**RECORDS FOR THIS EXERCISE**

------------------------------------

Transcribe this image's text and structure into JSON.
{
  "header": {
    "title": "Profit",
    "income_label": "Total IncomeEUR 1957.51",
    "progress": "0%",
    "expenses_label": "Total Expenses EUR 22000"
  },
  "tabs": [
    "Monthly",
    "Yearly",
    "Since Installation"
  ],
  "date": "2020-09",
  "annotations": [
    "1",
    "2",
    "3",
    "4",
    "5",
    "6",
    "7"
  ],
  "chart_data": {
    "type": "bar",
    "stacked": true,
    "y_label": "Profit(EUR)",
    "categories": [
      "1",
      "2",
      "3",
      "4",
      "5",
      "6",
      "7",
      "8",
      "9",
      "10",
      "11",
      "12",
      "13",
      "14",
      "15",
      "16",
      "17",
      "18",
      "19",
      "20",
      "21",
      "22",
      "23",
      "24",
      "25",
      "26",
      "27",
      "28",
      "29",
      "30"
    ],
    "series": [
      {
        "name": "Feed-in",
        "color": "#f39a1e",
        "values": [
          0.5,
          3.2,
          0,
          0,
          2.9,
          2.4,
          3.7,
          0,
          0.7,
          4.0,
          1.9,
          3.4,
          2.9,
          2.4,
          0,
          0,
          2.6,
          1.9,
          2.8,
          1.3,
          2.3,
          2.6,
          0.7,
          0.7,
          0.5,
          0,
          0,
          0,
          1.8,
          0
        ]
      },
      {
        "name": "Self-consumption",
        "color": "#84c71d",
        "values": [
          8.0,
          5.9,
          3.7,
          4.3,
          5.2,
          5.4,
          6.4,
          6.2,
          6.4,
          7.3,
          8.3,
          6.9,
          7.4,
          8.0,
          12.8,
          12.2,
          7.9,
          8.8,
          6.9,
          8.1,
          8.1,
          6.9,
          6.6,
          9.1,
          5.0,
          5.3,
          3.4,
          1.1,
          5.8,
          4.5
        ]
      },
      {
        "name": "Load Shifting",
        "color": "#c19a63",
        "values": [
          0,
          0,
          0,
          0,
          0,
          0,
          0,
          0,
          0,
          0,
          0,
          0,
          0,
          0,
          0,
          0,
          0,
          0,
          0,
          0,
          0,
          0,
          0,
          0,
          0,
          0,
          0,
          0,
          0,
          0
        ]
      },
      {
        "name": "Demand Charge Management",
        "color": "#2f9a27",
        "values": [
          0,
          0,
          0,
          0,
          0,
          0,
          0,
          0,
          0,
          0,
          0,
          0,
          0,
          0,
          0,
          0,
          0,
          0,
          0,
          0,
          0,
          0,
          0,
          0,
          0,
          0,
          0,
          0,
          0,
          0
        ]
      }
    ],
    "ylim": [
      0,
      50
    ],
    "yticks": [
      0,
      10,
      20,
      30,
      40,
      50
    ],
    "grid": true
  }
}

------------------------------------

**TASK DIRECTIONS**
Repeat the listing above without any change.

**WRITTEN ANSWER**
Transcribe this image's text and structure into JSON.
{
  "header": {
    "title": "Profit",
    "income_label": "Total IncomeEUR 1957.51",
    "progress": "0%",
    "expenses_label": "Total Expenses EUR 22000"
  },
  "tabs": [
    "Monthly",
    "Yearly",
    "Since Installation"
  ],
  "date": "2020-09",
  "annotations": [
    "1",
    "2",
    "3",
    "4",
    "5",
    "6",
    "7"
  ],
  "chart_data": {
    "type": "bar",
    "stacked": true,
    "y_label": "Profit(EUR)",
    "categories": [
      "1",
      "2",
      "3",
      "4",
      "5",
      "6",
      "7",
      "8",
      "9",
      "10",
      "11",
      "12",
      "13",
      "14",
      "15",
      "16",
      "17",
      "18",
      "19",
      "20",
      "21",
      "22",
      "23",
      "24",
      "25",
      "26",
      "27",
      "28",
      "29",
      "30"
    ],
    "series": [
      {
        "name": "Feed-in",
        "color": "#f39a1e",
        "values": [
          0.5,
          3.2,
          0,
          0,
          2.9,
          2.4,
          3.7,
          0,
          0.7,
          4.0,
          1.9,
          3.4,
          2.9,
          2.4,
          0,
          0,
          2.6,
          1.9,
          2.8,
          1.3,
          2.3,
          2.6,
          0.7,
          0.7,
          0.5,
          0,
          0,
          0,
          1.8,
          0
        ]
      },
      {
        "name": "Self-consumption",
        "color": "#84c71d",
        "values": [
          8.0,
          5.9,
          3.7,
          4.3,
          5.2,
          5.4,
          6.4,
          6.2,
          6.4,
          7.3,
          8.3,
          6.9,
          7.4,
          8.0,
          12.8,
          12.2,
          7.9,
          8.8,
          6.9,
          8.1,
          8.1,
          6.9,
          6.6,
          9.1,
          5.0,
          5.3,
          3.4,
          1.1,
          5.8,
          4.5
        ]
      },
      {
        "name": "Load Shifting",
        "color": "#c19a63",
        "values": [
          0,
          0,
          0,
          0,
          0,
          0,
          0,
          0,
          0,
          0,
          0,
          0,
          0,
          0,
          0,
          0,
          0,
          0,
          0,
          0,
          0,
          0,
          0,
          0,
          0,
          0,
          0,
          0,
          0,
          0
        ]
      },
      {
        "name": "Demand Charge Management",
        "color": "#2f9a27",
        "values": [
          0,
          0,
          0,
          0,
          0,
          0,
          0,
          0,
          0,
          0,
          0,
          0,
          0,
          0,
          0,
          0,
          0,
          0,
          0,
          0,
          0,
          0,
          0,
          0,
          0,
          0,
          0,
          0,
          0,
          0
        ]
      }
    ],
    "ylim": [
      0,
      50
    ],
    "yticks": [
      0,
      10,
      20,
      30,
      40,
      50
    ],
    "grid": true
  }
}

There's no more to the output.